Exercise task: Check each line of the entries below for the string "week"; copy every line where it appears.

Provided data:
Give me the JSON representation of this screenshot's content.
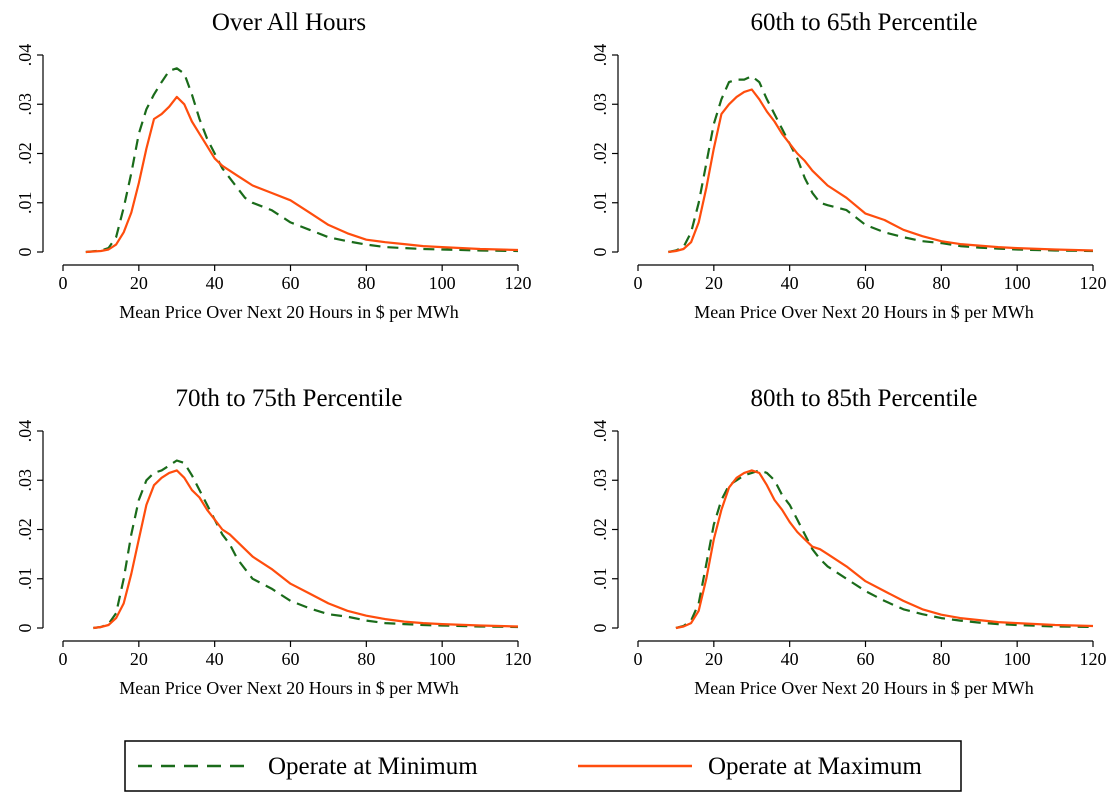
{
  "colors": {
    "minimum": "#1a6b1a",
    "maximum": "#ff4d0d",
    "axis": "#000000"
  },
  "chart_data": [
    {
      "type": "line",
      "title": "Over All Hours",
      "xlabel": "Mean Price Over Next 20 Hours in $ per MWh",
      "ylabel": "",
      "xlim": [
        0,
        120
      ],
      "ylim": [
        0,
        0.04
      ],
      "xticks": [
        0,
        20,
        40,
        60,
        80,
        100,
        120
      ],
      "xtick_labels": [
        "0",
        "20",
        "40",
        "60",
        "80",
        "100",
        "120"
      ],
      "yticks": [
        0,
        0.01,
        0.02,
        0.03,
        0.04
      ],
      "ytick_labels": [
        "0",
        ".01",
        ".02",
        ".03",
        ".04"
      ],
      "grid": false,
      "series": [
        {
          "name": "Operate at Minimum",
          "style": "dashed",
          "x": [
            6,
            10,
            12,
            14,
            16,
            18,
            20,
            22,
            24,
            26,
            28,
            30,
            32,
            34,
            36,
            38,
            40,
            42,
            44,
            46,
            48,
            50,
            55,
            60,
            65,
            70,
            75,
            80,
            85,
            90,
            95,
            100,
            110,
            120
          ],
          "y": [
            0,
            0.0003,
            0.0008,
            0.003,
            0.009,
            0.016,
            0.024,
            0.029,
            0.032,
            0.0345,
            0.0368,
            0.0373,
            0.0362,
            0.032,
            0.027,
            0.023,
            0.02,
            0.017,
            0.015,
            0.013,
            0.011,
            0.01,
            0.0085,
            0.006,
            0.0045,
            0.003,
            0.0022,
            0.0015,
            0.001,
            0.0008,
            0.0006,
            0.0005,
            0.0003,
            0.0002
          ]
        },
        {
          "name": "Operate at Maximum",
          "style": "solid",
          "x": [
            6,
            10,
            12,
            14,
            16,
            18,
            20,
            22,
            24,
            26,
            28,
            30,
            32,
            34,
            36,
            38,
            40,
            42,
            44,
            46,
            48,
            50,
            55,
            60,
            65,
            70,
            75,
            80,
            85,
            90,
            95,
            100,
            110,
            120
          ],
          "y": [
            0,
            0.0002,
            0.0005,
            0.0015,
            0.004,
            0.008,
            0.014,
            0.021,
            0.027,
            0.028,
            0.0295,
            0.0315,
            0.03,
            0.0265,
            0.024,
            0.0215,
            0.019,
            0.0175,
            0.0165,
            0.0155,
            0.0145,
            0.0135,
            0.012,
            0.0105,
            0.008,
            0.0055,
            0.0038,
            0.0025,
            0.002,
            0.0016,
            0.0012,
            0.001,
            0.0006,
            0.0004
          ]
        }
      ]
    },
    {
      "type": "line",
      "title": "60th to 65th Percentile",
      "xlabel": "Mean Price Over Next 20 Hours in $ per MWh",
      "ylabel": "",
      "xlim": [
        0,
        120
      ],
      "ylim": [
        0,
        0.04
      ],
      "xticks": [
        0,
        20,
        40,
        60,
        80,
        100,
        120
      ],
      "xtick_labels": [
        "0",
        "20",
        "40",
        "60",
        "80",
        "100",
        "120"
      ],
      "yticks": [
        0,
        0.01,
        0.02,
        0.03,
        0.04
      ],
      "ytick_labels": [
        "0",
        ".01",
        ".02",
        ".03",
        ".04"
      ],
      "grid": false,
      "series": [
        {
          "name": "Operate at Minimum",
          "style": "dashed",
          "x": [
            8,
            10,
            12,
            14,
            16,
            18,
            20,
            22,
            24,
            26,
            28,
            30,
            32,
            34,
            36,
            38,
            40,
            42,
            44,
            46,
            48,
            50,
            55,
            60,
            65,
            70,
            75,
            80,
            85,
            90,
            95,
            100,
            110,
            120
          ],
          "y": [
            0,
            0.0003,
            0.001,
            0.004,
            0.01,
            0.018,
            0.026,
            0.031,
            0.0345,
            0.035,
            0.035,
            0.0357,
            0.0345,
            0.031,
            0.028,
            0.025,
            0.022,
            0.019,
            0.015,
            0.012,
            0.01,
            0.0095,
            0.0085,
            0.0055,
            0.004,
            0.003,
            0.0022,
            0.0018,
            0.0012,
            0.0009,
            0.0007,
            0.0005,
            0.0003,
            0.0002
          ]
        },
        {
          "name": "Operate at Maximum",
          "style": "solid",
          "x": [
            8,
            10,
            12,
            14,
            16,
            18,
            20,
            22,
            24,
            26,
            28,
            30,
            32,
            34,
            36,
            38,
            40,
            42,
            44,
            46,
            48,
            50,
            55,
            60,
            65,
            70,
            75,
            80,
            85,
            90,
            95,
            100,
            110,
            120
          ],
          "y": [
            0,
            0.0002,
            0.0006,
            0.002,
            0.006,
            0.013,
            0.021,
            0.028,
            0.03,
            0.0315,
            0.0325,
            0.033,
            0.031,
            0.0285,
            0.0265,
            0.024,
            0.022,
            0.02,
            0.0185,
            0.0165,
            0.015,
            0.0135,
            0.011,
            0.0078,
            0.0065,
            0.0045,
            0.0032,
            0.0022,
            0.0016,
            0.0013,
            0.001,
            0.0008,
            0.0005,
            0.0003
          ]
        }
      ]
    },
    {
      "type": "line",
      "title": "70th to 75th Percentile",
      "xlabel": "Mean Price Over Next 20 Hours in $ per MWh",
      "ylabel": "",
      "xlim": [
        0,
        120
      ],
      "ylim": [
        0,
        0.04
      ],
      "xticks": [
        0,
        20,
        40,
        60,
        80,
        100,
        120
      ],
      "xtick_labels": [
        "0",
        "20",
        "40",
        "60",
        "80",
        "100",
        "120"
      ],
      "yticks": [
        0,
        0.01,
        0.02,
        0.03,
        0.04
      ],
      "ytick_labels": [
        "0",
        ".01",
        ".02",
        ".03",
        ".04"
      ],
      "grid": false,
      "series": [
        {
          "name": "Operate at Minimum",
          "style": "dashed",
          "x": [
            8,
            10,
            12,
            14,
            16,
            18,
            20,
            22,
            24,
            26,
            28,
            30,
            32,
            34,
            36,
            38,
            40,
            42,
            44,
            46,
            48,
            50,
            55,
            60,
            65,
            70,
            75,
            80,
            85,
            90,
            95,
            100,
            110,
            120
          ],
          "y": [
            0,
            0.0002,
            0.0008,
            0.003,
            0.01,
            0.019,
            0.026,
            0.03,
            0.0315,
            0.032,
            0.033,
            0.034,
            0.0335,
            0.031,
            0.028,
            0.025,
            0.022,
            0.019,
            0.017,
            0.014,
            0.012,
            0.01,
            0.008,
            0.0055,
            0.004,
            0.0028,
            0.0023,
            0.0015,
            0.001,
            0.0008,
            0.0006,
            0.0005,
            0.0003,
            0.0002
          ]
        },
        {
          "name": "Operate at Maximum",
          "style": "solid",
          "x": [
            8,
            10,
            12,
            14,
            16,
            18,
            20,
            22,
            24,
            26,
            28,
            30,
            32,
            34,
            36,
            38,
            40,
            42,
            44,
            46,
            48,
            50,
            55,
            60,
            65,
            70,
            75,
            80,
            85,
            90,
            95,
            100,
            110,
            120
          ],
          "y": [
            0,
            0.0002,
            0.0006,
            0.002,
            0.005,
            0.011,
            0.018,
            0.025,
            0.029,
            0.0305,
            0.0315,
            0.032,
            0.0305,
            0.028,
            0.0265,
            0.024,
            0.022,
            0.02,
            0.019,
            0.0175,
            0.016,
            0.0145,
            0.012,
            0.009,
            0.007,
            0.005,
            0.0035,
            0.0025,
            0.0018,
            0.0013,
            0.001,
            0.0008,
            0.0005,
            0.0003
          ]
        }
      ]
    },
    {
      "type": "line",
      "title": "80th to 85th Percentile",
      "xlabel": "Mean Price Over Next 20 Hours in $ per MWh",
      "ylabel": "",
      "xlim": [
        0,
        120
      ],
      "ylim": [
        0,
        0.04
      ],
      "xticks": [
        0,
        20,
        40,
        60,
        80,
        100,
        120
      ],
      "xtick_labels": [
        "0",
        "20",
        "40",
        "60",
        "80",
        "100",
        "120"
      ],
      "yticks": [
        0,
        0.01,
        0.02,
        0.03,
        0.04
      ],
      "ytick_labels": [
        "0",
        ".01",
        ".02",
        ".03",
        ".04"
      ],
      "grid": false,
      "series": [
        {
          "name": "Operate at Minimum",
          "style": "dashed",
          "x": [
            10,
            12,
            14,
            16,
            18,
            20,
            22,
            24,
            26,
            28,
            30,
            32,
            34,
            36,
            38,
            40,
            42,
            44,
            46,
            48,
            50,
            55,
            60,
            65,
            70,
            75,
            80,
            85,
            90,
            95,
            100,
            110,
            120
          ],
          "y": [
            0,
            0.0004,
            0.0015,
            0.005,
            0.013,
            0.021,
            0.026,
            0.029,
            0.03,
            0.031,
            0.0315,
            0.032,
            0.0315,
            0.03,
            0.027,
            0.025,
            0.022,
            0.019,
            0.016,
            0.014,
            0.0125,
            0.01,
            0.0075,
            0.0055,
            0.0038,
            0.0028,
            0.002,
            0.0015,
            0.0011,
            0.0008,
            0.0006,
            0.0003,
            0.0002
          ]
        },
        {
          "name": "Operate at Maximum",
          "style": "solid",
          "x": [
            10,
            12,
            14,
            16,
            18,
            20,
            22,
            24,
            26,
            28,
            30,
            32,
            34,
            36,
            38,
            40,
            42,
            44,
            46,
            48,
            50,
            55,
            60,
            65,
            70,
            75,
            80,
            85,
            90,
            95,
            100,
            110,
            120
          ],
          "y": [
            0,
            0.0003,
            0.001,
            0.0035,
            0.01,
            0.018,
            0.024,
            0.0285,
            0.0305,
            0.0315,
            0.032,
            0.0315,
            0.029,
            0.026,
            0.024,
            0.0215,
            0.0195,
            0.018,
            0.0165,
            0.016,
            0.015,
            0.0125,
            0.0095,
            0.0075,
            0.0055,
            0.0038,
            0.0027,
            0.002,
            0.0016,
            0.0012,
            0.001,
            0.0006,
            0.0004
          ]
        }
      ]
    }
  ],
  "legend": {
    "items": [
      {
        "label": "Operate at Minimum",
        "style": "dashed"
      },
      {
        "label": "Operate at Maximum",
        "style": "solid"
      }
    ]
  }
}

...

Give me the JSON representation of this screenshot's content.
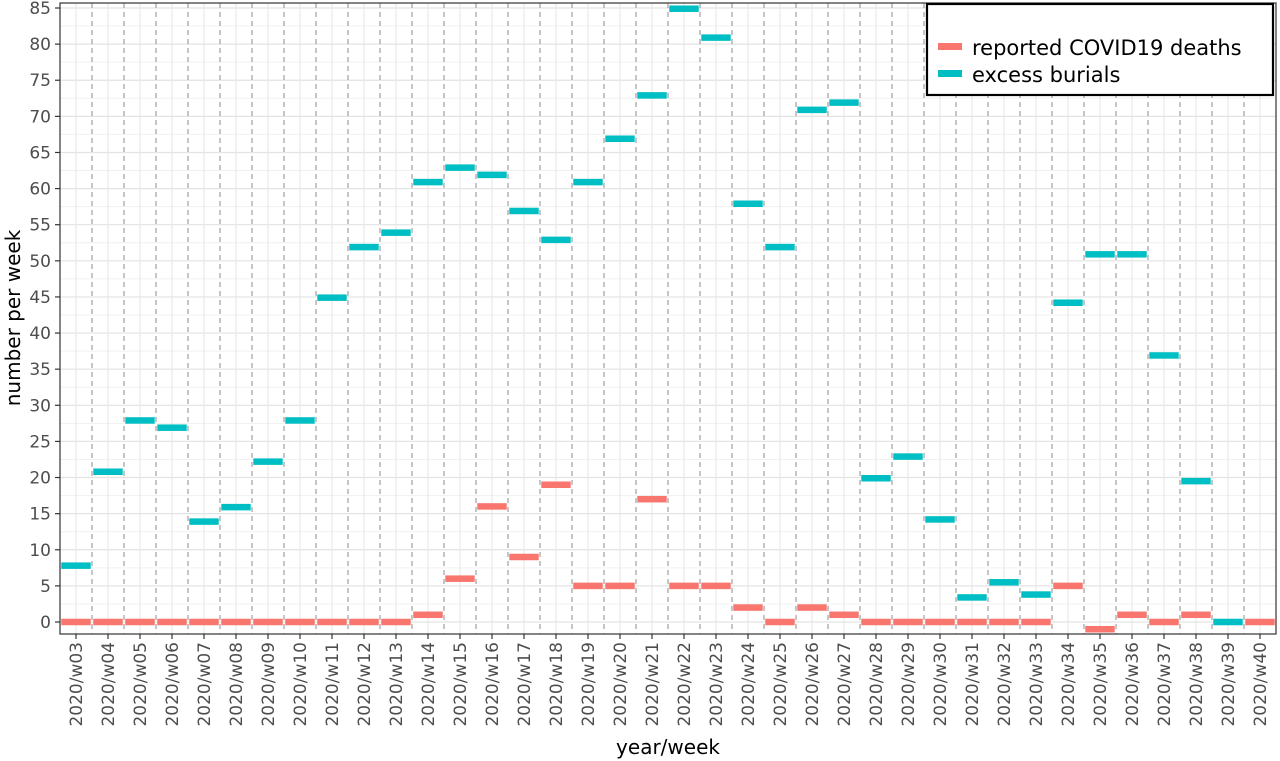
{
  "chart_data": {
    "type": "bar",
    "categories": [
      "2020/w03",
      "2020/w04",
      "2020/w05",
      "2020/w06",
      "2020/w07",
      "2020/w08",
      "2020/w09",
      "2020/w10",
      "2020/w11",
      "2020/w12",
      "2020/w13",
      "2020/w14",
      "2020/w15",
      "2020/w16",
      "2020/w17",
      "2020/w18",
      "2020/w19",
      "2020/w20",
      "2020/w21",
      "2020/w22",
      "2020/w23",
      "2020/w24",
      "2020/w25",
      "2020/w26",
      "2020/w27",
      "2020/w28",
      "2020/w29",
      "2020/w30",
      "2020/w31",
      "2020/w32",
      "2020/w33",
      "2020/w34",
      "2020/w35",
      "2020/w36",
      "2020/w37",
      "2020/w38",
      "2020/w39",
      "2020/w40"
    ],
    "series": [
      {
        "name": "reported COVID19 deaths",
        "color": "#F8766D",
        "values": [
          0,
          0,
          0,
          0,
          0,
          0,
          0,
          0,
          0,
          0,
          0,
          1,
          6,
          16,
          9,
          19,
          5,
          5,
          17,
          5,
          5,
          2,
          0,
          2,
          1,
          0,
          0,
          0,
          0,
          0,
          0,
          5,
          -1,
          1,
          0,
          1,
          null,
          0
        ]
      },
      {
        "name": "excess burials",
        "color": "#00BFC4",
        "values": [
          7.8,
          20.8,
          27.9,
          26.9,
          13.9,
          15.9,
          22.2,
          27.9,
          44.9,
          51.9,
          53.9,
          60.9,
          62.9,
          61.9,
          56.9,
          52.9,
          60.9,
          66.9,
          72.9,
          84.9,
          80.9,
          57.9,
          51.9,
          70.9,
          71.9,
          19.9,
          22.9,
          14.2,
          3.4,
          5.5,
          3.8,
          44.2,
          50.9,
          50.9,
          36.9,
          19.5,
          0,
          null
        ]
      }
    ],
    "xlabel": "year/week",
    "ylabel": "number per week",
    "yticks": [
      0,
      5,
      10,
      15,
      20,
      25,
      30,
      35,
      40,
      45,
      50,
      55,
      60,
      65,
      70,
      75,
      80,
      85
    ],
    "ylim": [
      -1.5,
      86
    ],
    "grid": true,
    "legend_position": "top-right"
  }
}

Exercise result:
    "xlabel": "year/week",
    "ylabel": "number per week",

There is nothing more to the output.